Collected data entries
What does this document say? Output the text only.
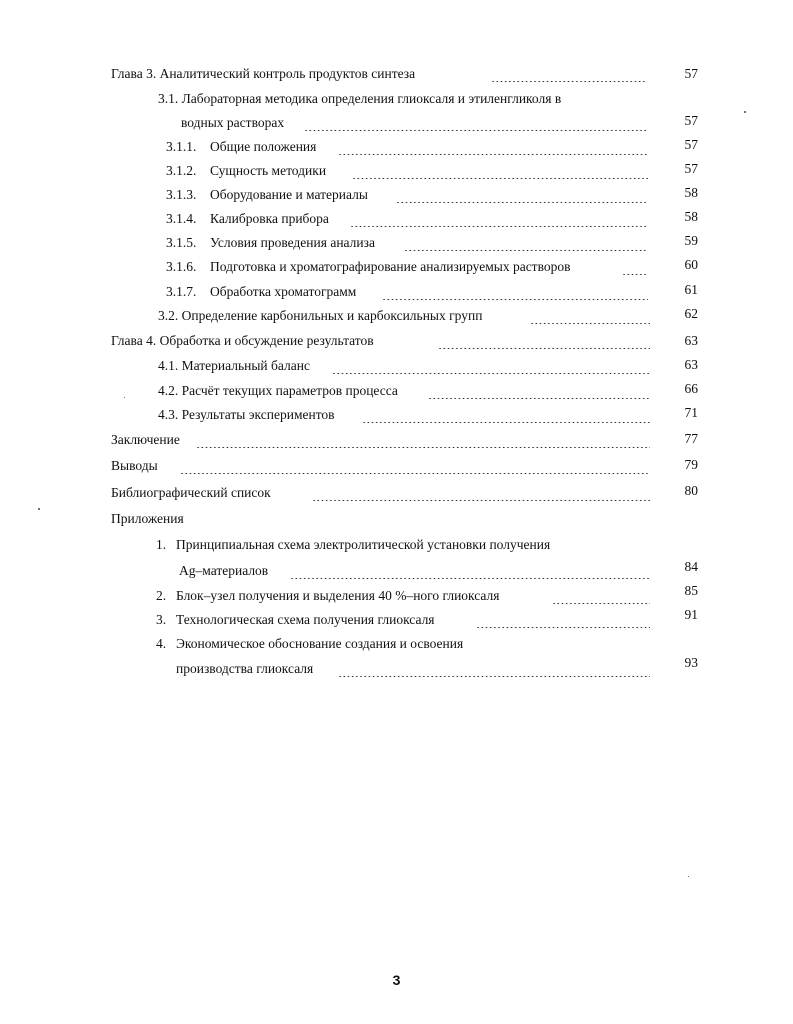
Глава 3. Аналитический контроль продуктов синтеза	57
3.1. Лабораторная методика определения глиоксаля и этиленгликоля в
водных растворах	57
3.1.1. Общие положения	57
3.1.2. Сущность методики	57
3.1.3. Оборудование и материалы	58
3.1.4. Калибровка прибора	58
3.1.5. Условия проведения анализа	59
3.1.6. Подготовка и хроматографирование анализируемых растворов	60
3.1.7. Обработка хроматограмм	61
3.2. Определение карбонильных и карбоксильных групп	62
Глава 4. Обработка и обсуждение результатов	63
4.1. Материальный баланс	63
4.2. Расчёт текущих параметров процесса	66
4.3. Результаты экспериментов	71
Заключение	77
Выводы	79
Библиографический список	80
Приложения
1. Принципиальная схема электролитической установки получения
Ag–материалов	84
2. Блок–узел получения и выделения 40 %–ного глиоксаля	85
3. Технологическая схема получения глиоксаля	91
4. Экономическое обоснование создания и освоения
производства глиоксаля	93
3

**Required work:**
Check each line of the data above for the string "схема" and report only how many lines have it.

**Exercise solution:**
2